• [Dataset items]
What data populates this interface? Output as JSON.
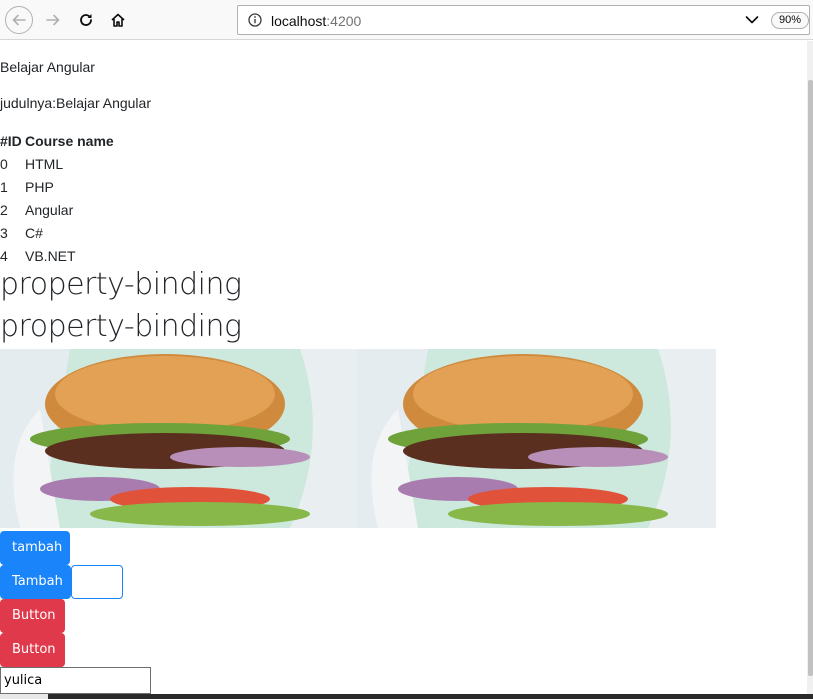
{
  "browser": {
    "url_host": "localhost",
    "url_port": ":4200",
    "zoom": "90%"
  },
  "page": {
    "title_line": "Belajar Angular",
    "subtitle_line": "judulnya:Belajar Angular",
    "table": {
      "headers": [
        "#ID",
        "Course name"
      ],
      "rows": [
        {
          "id": "0",
          "name": "HTML"
        },
        {
          "id": "1",
          "name": "PHP"
        },
        {
          "id": "2",
          "name": "Angular"
        },
        {
          "id": "3",
          "name": "C#"
        },
        {
          "id": "4",
          "name": "VB.NET"
        }
      ]
    },
    "headings": [
      "property-binding",
      "property-binding"
    ],
    "buttons": {
      "tambah_lower": "tambah",
      "tambah_upper": "Tambah",
      "button_1": "Button",
      "button_2": "Button"
    },
    "name_input_value": "yulica"
  },
  "colors": {
    "primary": "#1a84fb",
    "danger": "#e0394b"
  }
}
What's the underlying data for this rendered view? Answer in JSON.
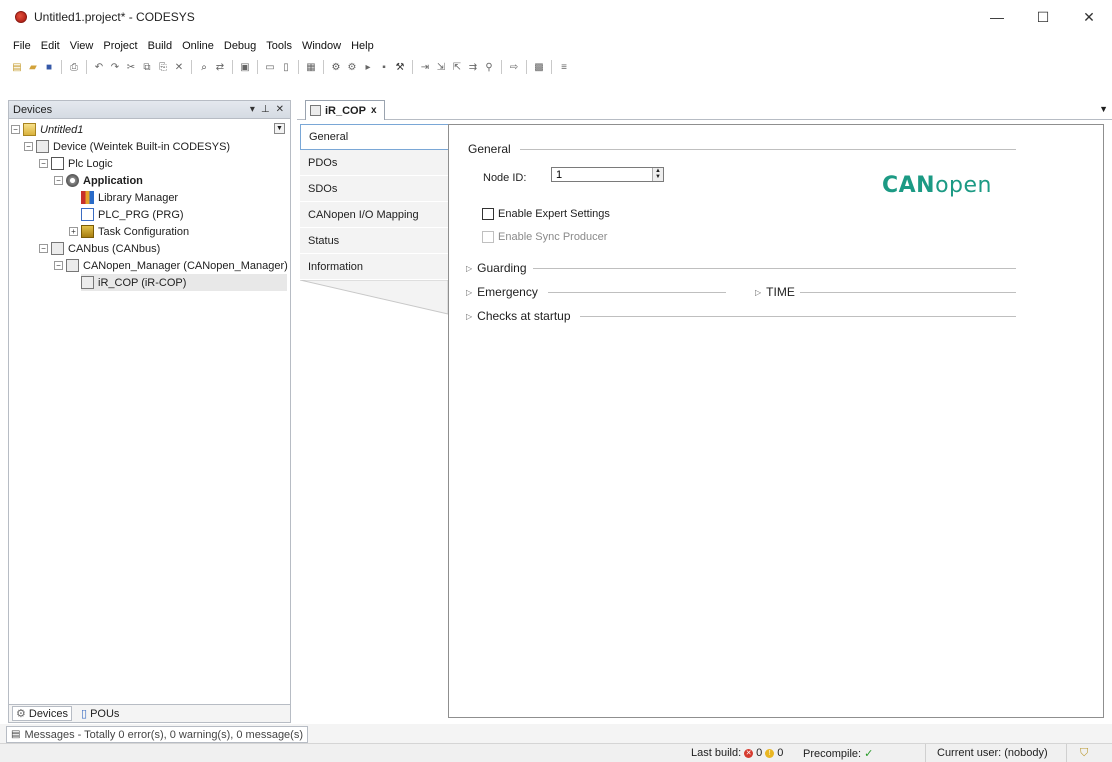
{
  "window": {
    "title": "Untitled1.project* - CODESYS",
    "minimize": "—",
    "maximize": "☐",
    "close": "✕"
  },
  "menu": [
    "File",
    "Edit",
    "View",
    "Project",
    "Build",
    "Online",
    "Debug",
    "Tools",
    "Window",
    "Help"
  ],
  "devices_panel": {
    "title": "Devices",
    "tree": [
      {
        "label": "Untitled1",
        "level": 0,
        "expander": "−",
        "icon": "project-icon"
      },
      {
        "label": "Device (Weintek Built-in CODESYS)",
        "level": 1,
        "expander": "−",
        "icon": "device-icon"
      },
      {
        "label": "Plc Logic",
        "level": 2,
        "expander": "−",
        "icon": "plc-logic-icon"
      },
      {
        "label": "Application",
        "level": 3,
        "expander": "−",
        "icon": "application-icon"
      },
      {
        "label": "Library Manager",
        "level": 4,
        "expander": "",
        "icon": "library-icon"
      },
      {
        "label": "PLC_PRG (PRG)",
        "level": 4,
        "expander": "",
        "icon": "program-icon"
      },
      {
        "label": "Task Configuration",
        "level": 4,
        "expander": "+",
        "icon": "task-icon"
      },
      {
        "label": "CANbus (CANbus)",
        "level": 1,
        "expander": "−",
        "icon": "canbus-icon"
      },
      {
        "label": "CANopen_Manager (CANopen_Manager)",
        "level": 2,
        "expander": "−",
        "icon": "canopen-manager-icon"
      },
      {
        "label": "iR_COP (iR-COP)",
        "level": 3,
        "expander": "",
        "icon": "ir-cop-icon"
      }
    ],
    "bottom_tabs": [
      "Devices",
      "POUs"
    ]
  },
  "editor": {
    "tab_label": "iR_COP",
    "tab_close": "x",
    "side_tabs": [
      "General",
      "PDOs",
      "SDOs",
      "CANopen I/O Mapping",
      "Status",
      "Information"
    ],
    "general": {
      "section_title": "General",
      "node_id_label": "Node ID:",
      "node_id_value": "1",
      "enable_expert": "Enable Expert Settings",
      "enable_sync": "Enable Sync Producer",
      "logo_can": "CAN",
      "logo_open": "open"
    },
    "sections": {
      "guarding": "Guarding",
      "emergency": "Emergency",
      "time": "TIME",
      "checks": "Checks at startup"
    }
  },
  "messages": {
    "label": "Messages - Totally 0 error(s), 0 warning(s), 0 message(s)"
  },
  "status": {
    "last_build": "Last build:",
    "errors": "0",
    "warnings": "0",
    "precompile": "Precompile:",
    "precompile_ok": "✓",
    "current_user": "Current user: (nobody)"
  }
}
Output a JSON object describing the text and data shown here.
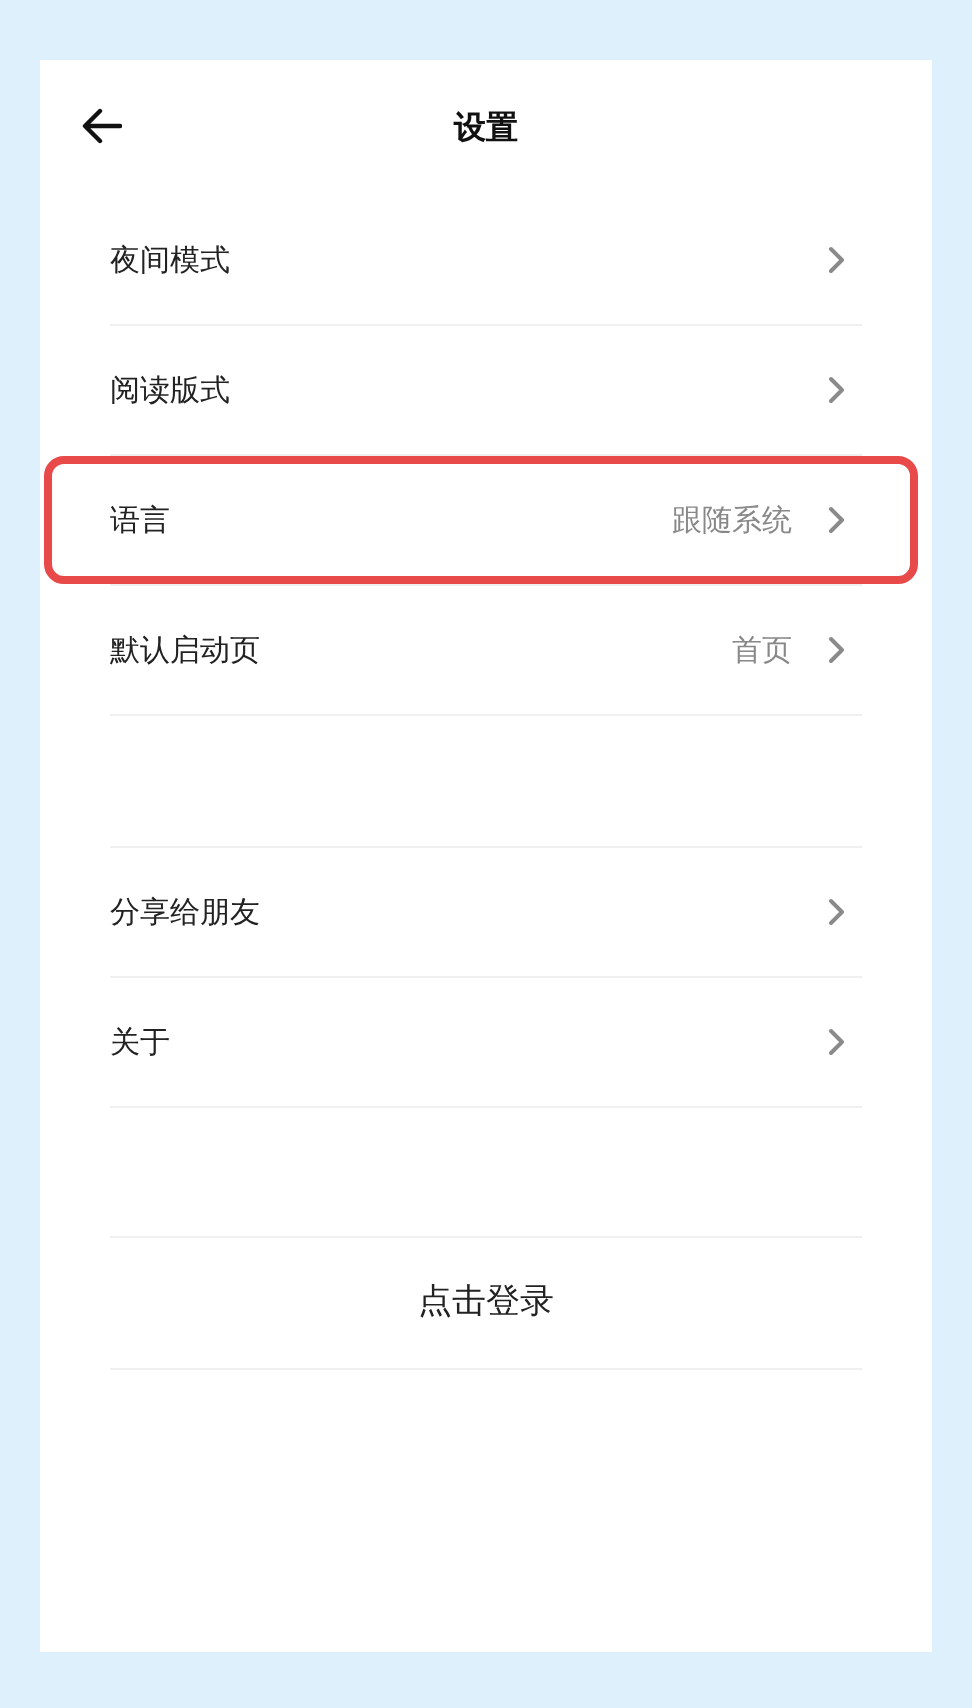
{
  "header": {
    "title": "设置"
  },
  "sections": [
    {
      "items": [
        {
          "label": "夜间模式",
          "highlighted": false
        },
        {
          "label": "阅读版式",
          "highlighted": false
        },
        {
          "label": "语言",
          "value": "跟随系统",
          "highlighted": true
        },
        {
          "label": "默认启动页",
          "value": "首页",
          "highlighted": false
        }
      ]
    },
    {
      "items": [
        {
          "label": "分享给朋友",
          "highlighted": false
        },
        {
          "label": "关于",
          "highlighted": false
        }
      ]
    }
  ],
  "login_button": "点击登录"
}
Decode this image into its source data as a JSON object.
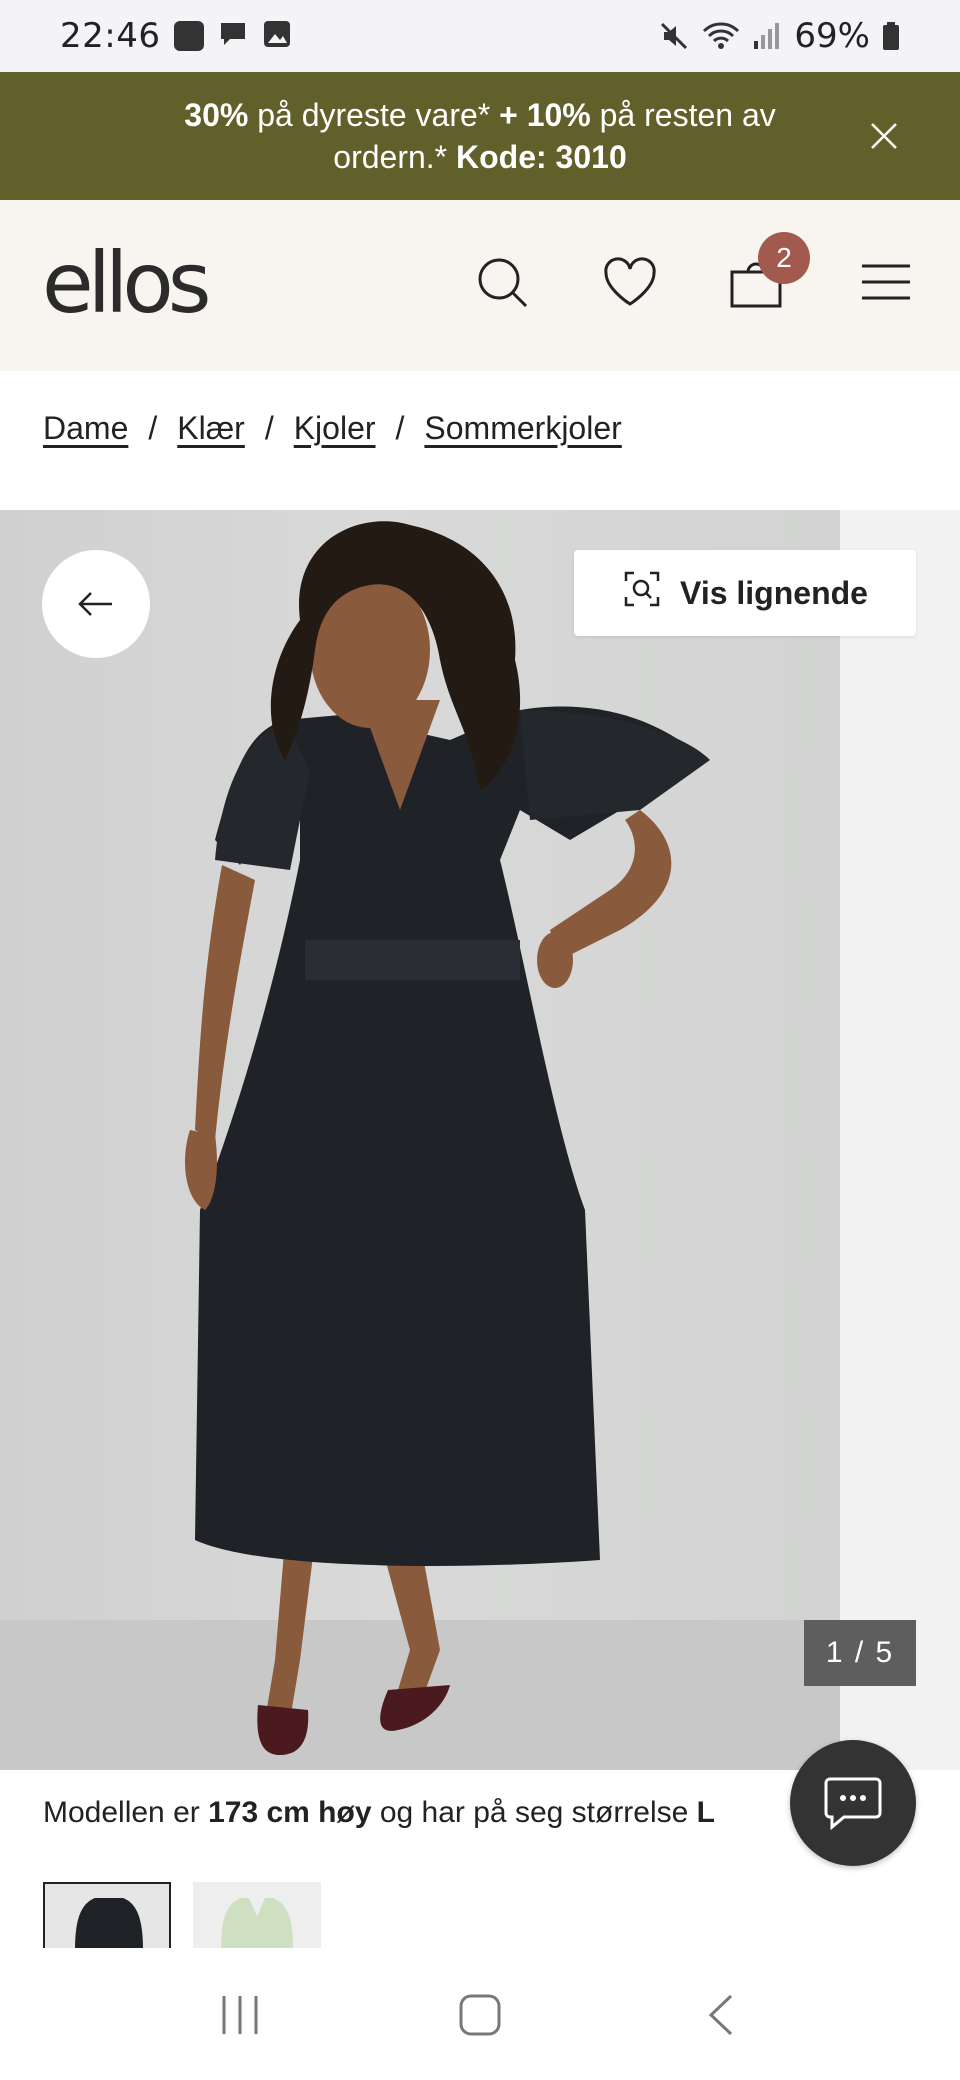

• [Problem to solve] Leave out all pictures, then copy the remaining material exactly.

• [Finished answer]
What data populates this interface? Output as JSON.
{
  "browser": {
    "url_host": "localhost",
    "url_port": ":4200",
    "zoom": "90%"
  },
  "page": {
    "title_line": "Belajar Angular",
    "subtitle_line": "judulnya:Belajar Angular",
    "table": {
      "headers": [
        "#ID",
        "Course name"
      ],
      "rows": [
        {
          "id": "0",
          "name": "HTML"
        },
        {
          "id": "1",
          "name": "PHP"
        },
        {
          "id": "2",
          "name": "Angular"
        },
        {
          "id": "3",
          "name": "C#"
        },
        {
          "id": "4",
          "name": "VB.NET"
        }
      ]
    },
    "headings": [
      "property-binding",
      "property-binding"
    ],
    "buttons": {
      "tambah_lower": "tambah",
      "tambah_upper": "Tambah",
      "button_1": "Button",
      "button_2": "Button"
    },
    "name_input_value": "yulica"
  },
  "colors": {
    "primary": "#1a84fb",
    "danger": "#e0394b"
  }
}
What's the underlying data for this rendered view? Answer in JSON.
{
  "window": {
    "title": "Untitled1.project* - CODESYS",
    "minimize": "—",
    "maximize": "☐",
    "close": "✕"
  },
  "menu": [
    "File",
    "Edit",
    "View",
    "Project",
    "Build",
    "Online",
    "Debug",
    "Tools",
    "Window",
    "Help"
  ],
  "devices_panel": {
    "title": "Devices",
    "tree": [
      {
        "label": "Untitled1",
        "level": 0,
        "expander": "−",
        "icon": "project-icon"
      },
      {
        "label": "Device (Weintek Built-in CODESYS)",
        "level": 1,
        "expander": "−",
        "icon": "device-icon"
      },
      {
        "label": "Plc Logic",
        "level": 2,
        "expander": "−",
        "icon": "plc-logic-icon"
      },
      {
        "label": "Application",
        "level": 3,
        "expander": "−",
        "icon": "application-icon"
      },
      {
        "label": "Library Manager",
        "level": 4,
        "expander": "",
        "icon": "library-icon"
      },
      {
        "label": "PLC_PRG (PRG)",
        "level": 4,
        "expander": "",
        "icon": "program-icon"
      },
      {
        "label": "Task Configuration",
        "level": 4,
        "expander": "+",
        "icon": "task-icon"
      },
      {
        "label": "CANbus (CANbus)",
        "level": 1,
        "expander": "−",
        "icon": "canbus-icon"
      },
      {
        "label": "CANopen_Manager (CANopen_Manager)",
        "level": 2,
        "expander": "−",
        "icon": "canopen-manager-icon"
      },
      {
        "label": "iR_COP (iR-COP)",
        "level": 3,
        "expander": "",
        "icon": "ir-cop-icon"
      }
    ],
    "bottom_tabs": [
      "Devices",
      "POUs"
    ]
  },
  "editor": {
    "tab_label": "iR_COP",
    "tab_close": "x",
    "side_tabs": [
      "General",
      "PDOs",
      "SDOs",
      "CANopen I/O Mapping",
      "Status",
      "Information"
    ],
    "general": {
      "section_title": "General",
      "node_id_label": "Node ID:",
      "node_id_value": "1",
      "enable_expert": "Enable Expert Settings",
      "enable_sync": "Enable Sync Producer",
      "logo_can": "CAN",
      "logo_open": "open"
    },
    "sections": {
      "guarding": "Guarding",
      "emergency": "Emergency",
      "time": "TIME",
      "checks": "Checks at startup"
    }
  },
  "messages": {
    "label": "Messages - Totally 0 error(s), 0 warning(s), 0 message(s)"
  },
  "status": {
    "last_build": "Last build:",
    "errors": "0",
    "warnings": "0",
    "precompile": "Precompile:",
    "precompile_ok": "✓",
    "current_user": "Current user: (nobody)"
  }
}
Output a JSON object describing the text and data shown here.
{
  "header": {
    "title": "设置"
  },
  "sections": [
    {
      "items": [
        {
          "label": "夜间模式",
          "highlighted": false
        },
        {
          "label": "阅读版式",
          "highlighted": false
        },
        {
          "label": "语言",
          "value": "跟随系统",
          "highlighted": true
        },
        {
          "label": "默认启动页",
          "value": "首页",
          "highlighted": false
        }
      ]
    },
    {
      "items": [
        {
          "label": "分享给朋友",
          "highlighted": false
        },
        {
          "label": "关于",
          "highlighted": false
        }
      ]
    }
  ],
  "login_button": "点击登录"
}
Decode this image into its source data as a JSON object.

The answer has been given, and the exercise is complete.